- **DIRECTIONS**:
From the data that follows, copy every line holding the string "成本适当".

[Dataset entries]

* Start *

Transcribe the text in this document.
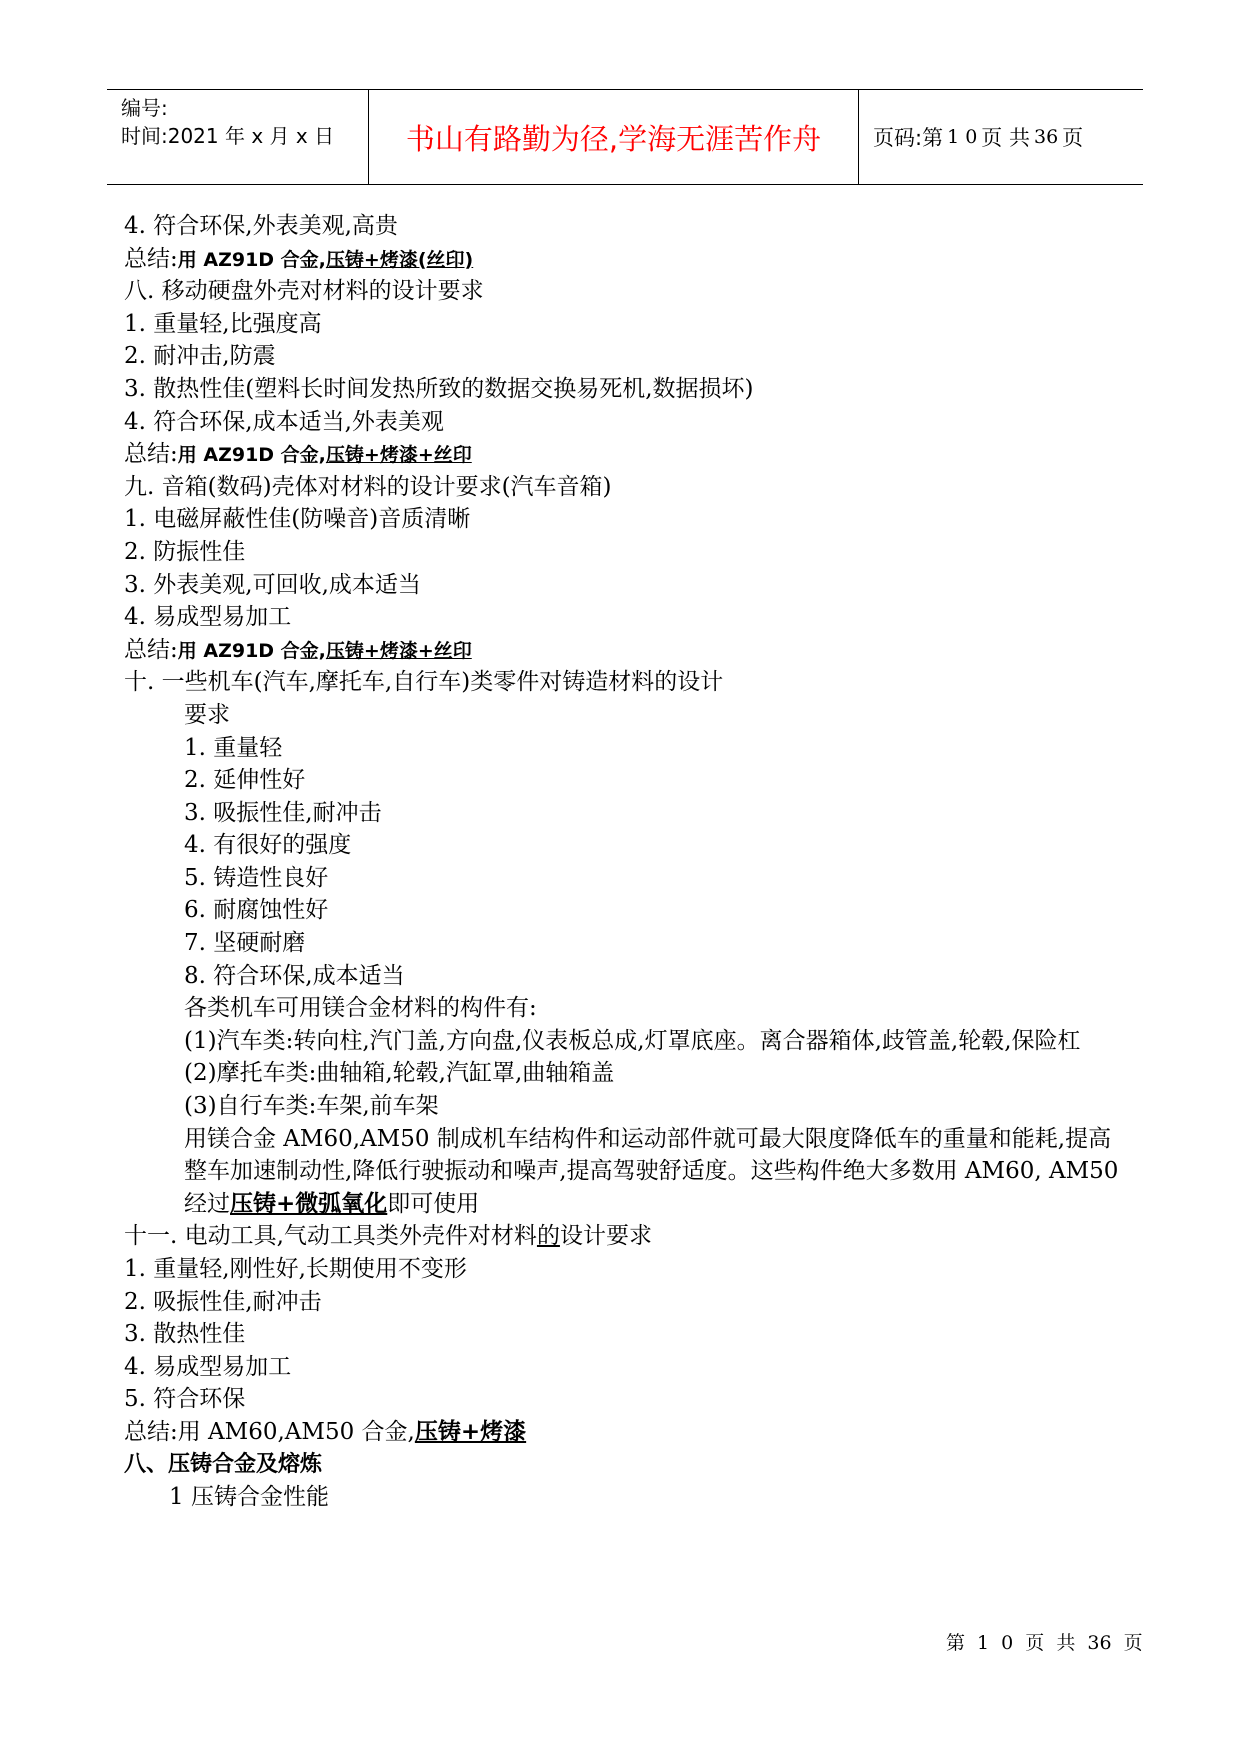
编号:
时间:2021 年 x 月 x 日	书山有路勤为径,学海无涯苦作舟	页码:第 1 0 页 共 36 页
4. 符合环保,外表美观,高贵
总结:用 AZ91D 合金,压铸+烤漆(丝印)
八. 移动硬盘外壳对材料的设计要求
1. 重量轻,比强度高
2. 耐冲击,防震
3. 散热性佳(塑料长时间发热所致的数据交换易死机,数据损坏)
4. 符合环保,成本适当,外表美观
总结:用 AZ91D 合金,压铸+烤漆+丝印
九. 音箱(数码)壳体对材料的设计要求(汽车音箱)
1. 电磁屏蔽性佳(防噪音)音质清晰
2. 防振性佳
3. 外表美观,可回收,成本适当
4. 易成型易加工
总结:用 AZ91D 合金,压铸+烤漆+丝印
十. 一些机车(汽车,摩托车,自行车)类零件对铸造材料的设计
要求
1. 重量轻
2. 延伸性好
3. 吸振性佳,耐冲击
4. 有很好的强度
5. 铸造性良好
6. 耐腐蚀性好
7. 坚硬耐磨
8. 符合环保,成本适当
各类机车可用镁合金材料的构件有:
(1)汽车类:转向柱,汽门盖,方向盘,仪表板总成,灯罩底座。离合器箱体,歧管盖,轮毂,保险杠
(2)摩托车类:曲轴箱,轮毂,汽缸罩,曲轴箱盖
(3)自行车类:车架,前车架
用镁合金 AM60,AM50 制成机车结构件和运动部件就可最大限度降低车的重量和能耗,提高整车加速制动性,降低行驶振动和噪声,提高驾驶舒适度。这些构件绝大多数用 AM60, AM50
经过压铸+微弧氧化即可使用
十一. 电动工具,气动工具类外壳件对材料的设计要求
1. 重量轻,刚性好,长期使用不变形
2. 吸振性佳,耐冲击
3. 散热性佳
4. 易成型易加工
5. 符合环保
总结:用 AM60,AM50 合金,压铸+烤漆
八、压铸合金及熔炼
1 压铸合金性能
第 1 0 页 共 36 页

* End *
* Start *

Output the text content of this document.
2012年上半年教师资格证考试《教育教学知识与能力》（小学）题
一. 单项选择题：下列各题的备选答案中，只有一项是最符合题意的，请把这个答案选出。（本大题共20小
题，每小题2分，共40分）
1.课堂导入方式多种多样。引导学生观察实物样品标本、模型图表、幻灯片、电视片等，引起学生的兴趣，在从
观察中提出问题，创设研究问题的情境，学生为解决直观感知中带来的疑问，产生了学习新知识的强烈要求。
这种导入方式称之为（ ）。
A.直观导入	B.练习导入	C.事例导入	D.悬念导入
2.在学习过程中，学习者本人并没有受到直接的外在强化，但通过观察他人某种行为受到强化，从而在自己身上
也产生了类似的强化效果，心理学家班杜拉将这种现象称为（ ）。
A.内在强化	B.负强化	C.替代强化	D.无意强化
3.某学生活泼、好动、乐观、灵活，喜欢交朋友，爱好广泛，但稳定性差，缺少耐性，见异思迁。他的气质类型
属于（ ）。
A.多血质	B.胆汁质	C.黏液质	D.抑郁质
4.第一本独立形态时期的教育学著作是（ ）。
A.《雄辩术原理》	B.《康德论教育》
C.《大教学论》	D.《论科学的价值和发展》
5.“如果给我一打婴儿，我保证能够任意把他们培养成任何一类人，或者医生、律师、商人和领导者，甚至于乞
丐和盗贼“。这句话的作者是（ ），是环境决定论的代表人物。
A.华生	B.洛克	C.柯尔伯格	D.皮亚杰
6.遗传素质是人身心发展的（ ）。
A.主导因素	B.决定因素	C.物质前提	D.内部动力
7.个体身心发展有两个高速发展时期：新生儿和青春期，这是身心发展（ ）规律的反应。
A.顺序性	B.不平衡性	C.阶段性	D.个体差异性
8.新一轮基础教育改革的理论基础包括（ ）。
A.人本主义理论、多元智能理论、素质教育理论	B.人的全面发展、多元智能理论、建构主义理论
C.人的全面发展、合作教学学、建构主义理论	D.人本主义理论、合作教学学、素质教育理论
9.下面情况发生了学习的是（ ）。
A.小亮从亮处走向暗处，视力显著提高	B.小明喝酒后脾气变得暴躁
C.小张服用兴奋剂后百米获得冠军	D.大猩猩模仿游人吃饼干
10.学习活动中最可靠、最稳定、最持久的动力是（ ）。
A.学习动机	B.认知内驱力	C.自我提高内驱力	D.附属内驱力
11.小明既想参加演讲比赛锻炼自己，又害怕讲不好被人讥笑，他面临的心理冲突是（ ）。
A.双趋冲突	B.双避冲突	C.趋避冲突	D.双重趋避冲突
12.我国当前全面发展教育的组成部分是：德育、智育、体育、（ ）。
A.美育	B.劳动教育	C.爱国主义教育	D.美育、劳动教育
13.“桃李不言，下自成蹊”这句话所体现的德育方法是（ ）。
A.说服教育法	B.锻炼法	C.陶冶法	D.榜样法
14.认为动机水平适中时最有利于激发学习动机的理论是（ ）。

* End *

- **OUTPUT OF THE TASK**:
4. 符合环保,成本适当,外表美观
3. 外表美观,可回收,成本适当
8. 符合环保,成本适当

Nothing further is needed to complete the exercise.